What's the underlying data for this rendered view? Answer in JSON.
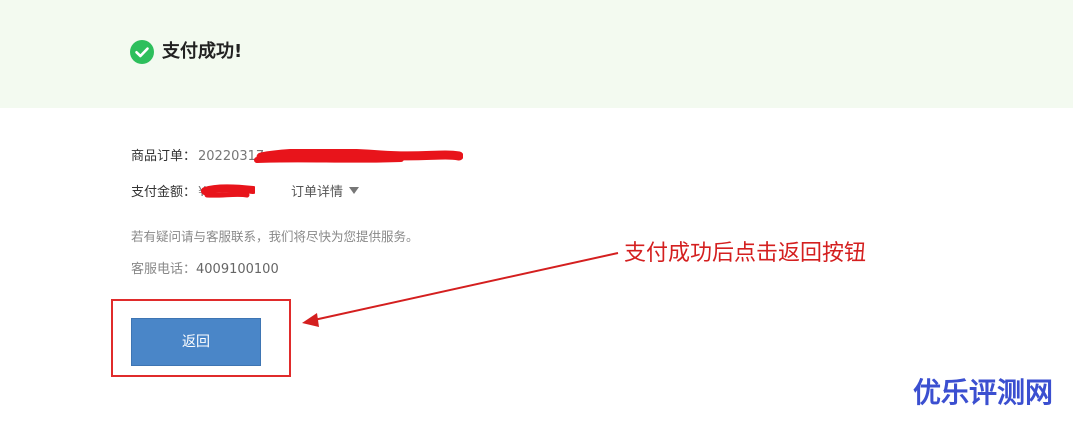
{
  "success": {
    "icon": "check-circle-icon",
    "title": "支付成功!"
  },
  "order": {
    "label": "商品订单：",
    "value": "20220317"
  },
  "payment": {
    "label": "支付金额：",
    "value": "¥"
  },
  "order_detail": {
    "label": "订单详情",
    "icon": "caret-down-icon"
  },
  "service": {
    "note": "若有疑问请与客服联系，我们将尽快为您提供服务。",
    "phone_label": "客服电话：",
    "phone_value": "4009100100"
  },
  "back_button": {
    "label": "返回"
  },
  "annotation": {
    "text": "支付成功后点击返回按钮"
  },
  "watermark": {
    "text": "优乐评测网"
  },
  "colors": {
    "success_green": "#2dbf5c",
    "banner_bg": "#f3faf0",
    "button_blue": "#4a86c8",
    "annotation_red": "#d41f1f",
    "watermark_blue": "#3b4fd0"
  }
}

_____

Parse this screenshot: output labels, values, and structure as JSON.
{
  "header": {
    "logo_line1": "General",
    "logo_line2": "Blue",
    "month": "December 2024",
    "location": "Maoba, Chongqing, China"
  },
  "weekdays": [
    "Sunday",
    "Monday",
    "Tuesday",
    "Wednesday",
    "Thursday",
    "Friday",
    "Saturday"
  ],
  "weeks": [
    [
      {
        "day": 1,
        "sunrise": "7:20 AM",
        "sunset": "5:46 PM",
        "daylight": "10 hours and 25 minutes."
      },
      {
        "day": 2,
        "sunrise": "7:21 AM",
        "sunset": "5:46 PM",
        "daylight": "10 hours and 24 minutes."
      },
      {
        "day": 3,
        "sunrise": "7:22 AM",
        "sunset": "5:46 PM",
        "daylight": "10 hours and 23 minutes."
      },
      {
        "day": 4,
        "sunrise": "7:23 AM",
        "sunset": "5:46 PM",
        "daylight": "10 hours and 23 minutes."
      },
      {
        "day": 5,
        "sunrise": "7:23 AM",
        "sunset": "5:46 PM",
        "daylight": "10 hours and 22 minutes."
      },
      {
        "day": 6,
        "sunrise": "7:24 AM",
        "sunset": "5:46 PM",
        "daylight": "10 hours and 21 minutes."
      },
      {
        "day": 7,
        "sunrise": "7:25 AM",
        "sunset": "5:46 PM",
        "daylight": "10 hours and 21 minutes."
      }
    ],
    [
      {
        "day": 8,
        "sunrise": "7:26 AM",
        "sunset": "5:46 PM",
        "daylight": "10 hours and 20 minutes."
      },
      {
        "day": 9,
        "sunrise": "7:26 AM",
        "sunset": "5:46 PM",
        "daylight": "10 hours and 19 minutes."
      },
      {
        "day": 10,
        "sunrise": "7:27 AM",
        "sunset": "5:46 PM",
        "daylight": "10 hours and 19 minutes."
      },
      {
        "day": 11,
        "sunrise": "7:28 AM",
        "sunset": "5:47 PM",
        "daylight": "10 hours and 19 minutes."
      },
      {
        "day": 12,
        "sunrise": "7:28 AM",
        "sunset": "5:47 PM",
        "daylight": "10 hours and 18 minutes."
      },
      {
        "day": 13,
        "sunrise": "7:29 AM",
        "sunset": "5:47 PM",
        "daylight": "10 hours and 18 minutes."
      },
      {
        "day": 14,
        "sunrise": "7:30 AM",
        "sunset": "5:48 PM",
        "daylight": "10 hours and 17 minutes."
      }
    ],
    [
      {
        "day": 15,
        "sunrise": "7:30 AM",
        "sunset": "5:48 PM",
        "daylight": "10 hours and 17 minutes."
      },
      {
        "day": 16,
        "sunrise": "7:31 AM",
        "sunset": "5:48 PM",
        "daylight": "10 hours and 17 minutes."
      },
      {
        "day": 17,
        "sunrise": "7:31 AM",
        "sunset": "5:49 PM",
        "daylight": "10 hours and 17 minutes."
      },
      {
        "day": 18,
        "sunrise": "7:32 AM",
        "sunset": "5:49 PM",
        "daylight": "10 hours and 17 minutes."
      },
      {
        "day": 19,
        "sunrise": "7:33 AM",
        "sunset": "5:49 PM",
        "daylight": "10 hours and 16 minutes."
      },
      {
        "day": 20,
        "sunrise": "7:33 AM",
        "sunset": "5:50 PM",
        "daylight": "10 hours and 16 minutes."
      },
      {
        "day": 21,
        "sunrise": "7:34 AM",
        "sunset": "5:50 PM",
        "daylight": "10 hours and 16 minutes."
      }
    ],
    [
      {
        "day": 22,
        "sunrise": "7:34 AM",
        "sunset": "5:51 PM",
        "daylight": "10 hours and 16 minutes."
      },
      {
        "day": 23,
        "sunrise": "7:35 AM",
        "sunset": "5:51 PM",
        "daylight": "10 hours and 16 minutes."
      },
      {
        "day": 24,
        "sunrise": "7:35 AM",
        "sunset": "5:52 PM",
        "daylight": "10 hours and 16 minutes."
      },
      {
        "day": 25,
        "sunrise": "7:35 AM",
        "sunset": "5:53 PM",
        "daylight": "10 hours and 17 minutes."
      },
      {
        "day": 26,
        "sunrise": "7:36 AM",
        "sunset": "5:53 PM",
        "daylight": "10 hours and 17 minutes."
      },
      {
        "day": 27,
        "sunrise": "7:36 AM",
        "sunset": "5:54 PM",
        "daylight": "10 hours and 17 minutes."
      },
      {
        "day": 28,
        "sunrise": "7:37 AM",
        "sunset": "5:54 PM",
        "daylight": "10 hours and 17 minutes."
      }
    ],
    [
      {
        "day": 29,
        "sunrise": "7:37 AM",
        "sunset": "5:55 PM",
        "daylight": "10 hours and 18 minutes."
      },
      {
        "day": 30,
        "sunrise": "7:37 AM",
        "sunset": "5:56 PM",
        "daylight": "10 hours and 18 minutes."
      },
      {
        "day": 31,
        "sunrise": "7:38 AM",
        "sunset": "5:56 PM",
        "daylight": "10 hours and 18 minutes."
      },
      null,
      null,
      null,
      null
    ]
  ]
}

_____

Go through the material line by line. Show each line that contains the string "this".

What's the underlying data for this rendered view? Answer in JSON.
Parse this screenshot: output labels, values, and structure as JSON.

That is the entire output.